• [Records shown]:

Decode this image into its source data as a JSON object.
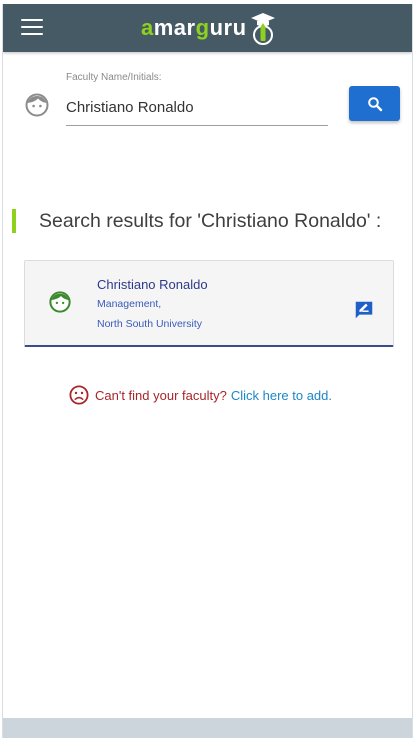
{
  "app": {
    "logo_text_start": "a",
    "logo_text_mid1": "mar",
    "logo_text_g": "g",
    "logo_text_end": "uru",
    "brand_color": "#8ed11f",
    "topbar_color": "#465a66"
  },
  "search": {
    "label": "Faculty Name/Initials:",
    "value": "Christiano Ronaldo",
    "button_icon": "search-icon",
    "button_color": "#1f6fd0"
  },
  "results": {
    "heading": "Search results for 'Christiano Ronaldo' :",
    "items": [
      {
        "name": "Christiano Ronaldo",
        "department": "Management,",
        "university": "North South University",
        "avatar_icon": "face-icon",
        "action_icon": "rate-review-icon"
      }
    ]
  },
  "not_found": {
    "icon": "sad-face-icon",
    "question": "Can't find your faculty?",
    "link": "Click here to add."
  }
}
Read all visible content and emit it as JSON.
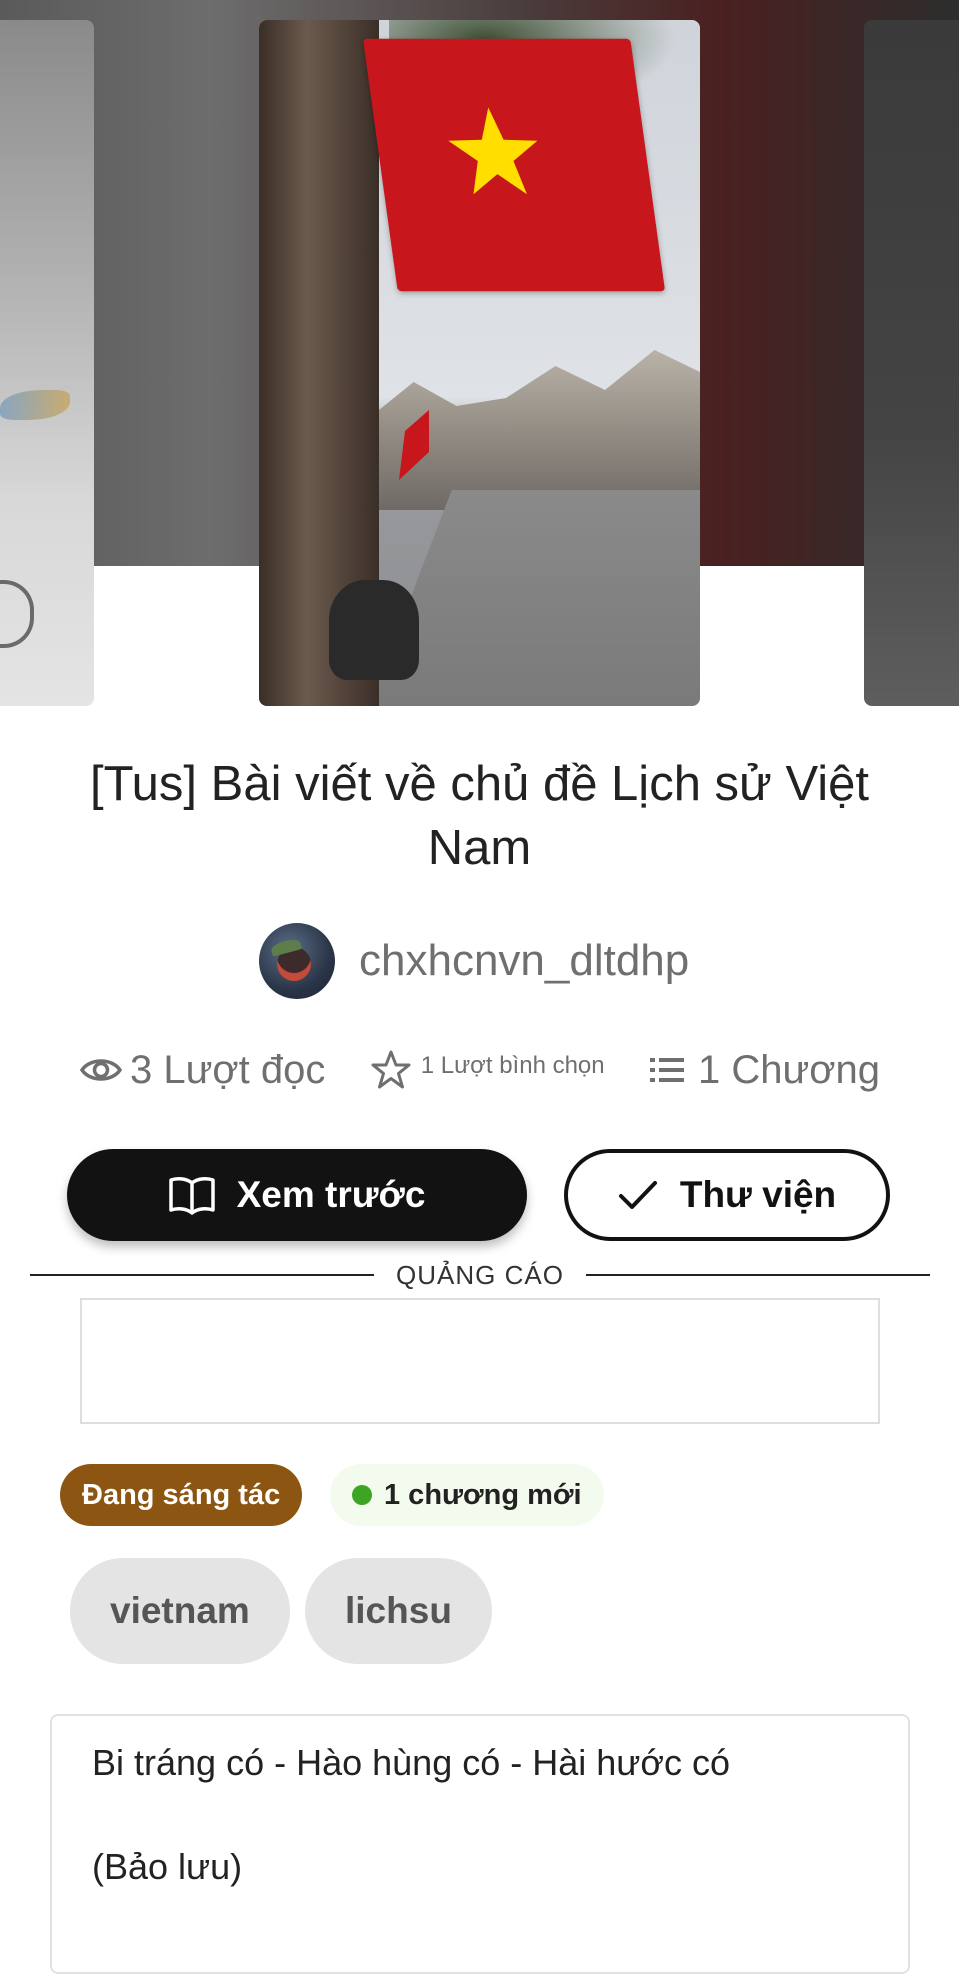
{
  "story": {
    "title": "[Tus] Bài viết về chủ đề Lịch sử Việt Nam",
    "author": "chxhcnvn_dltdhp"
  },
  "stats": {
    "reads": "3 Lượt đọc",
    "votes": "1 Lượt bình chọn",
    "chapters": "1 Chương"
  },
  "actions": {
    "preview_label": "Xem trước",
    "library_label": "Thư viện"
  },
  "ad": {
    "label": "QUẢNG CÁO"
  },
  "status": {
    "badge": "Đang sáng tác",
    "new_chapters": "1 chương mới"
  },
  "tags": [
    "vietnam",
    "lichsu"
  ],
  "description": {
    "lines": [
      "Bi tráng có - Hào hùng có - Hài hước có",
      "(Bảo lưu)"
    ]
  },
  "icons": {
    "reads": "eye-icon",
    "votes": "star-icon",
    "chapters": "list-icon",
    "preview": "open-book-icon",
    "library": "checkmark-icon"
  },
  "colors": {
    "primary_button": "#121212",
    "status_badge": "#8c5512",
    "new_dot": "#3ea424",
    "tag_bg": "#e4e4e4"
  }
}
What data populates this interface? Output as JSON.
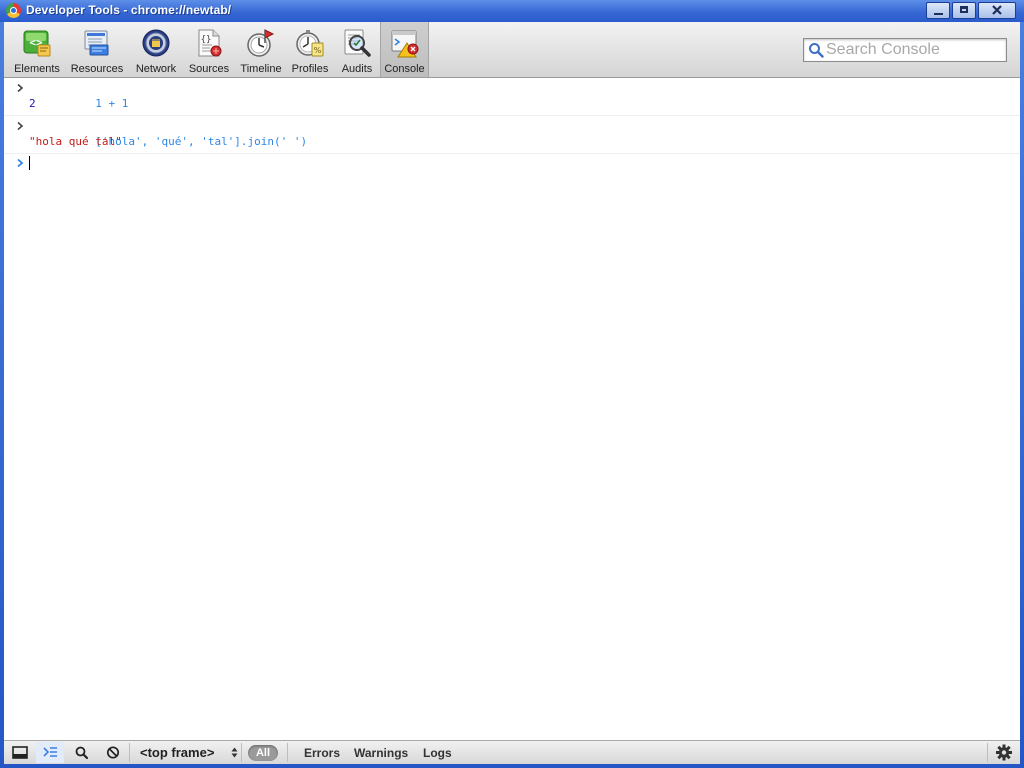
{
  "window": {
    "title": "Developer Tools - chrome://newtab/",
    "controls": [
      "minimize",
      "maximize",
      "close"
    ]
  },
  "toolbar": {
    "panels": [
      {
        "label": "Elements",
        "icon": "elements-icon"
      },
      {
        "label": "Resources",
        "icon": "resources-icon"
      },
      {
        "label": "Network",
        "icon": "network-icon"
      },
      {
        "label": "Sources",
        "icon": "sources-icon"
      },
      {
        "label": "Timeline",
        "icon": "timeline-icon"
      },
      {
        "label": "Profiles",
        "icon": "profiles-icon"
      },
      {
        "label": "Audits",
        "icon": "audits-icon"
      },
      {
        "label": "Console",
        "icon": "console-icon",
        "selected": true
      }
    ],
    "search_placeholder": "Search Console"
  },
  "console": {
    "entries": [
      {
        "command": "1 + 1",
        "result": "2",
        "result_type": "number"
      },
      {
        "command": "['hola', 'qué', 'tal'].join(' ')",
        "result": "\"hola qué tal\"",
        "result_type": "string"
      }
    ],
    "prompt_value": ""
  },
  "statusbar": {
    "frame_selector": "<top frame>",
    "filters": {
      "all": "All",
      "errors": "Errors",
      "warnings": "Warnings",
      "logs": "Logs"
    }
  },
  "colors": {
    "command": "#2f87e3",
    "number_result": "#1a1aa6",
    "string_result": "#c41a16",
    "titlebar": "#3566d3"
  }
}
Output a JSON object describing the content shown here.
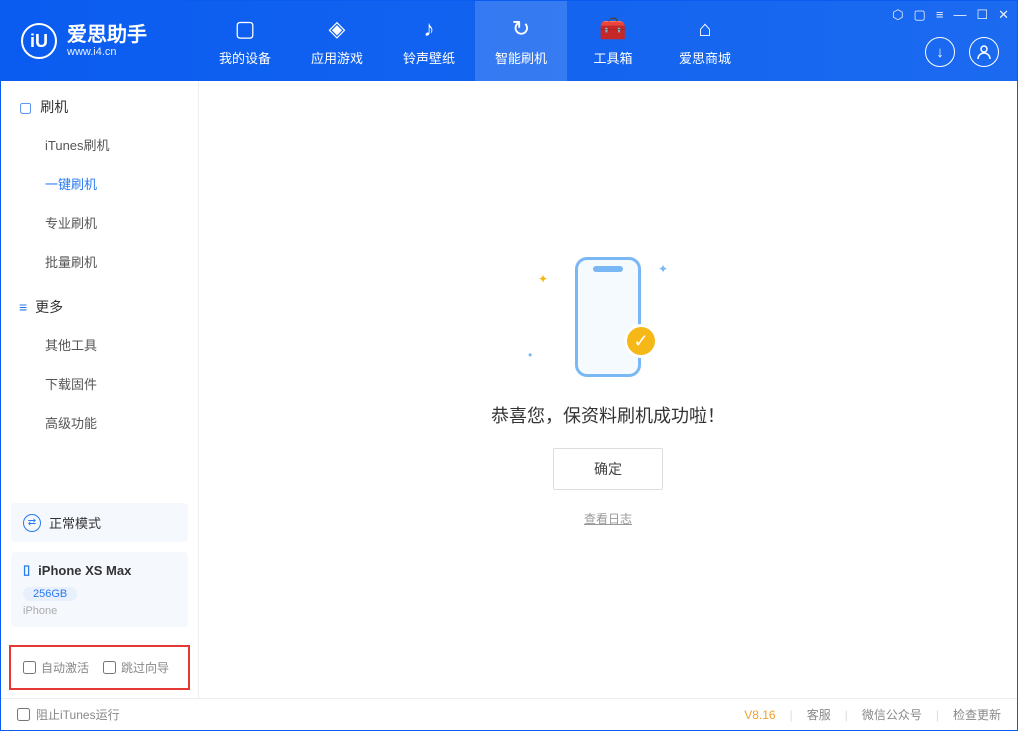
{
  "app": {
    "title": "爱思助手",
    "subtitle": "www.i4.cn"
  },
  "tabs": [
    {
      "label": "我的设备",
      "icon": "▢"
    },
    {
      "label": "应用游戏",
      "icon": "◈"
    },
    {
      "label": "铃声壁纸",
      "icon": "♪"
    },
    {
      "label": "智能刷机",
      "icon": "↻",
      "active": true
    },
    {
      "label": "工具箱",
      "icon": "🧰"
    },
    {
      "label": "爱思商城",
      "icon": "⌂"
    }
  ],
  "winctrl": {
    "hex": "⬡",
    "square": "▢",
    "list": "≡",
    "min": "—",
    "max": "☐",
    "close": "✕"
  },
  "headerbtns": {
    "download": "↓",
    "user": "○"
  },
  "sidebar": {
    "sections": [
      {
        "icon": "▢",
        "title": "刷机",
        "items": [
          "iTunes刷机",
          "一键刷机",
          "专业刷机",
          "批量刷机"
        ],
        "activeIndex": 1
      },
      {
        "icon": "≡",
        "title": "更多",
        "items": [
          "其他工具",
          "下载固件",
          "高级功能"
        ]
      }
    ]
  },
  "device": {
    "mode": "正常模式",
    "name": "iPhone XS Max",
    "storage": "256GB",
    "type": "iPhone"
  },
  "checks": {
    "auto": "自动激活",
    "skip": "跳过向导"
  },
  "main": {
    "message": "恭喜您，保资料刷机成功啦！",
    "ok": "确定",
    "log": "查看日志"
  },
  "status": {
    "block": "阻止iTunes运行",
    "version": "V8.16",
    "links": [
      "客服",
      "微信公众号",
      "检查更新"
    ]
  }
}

• [Problem description]: Of the lines in the records, determine how many contain the word "JSON", and report that number alone.

• [Result]: 4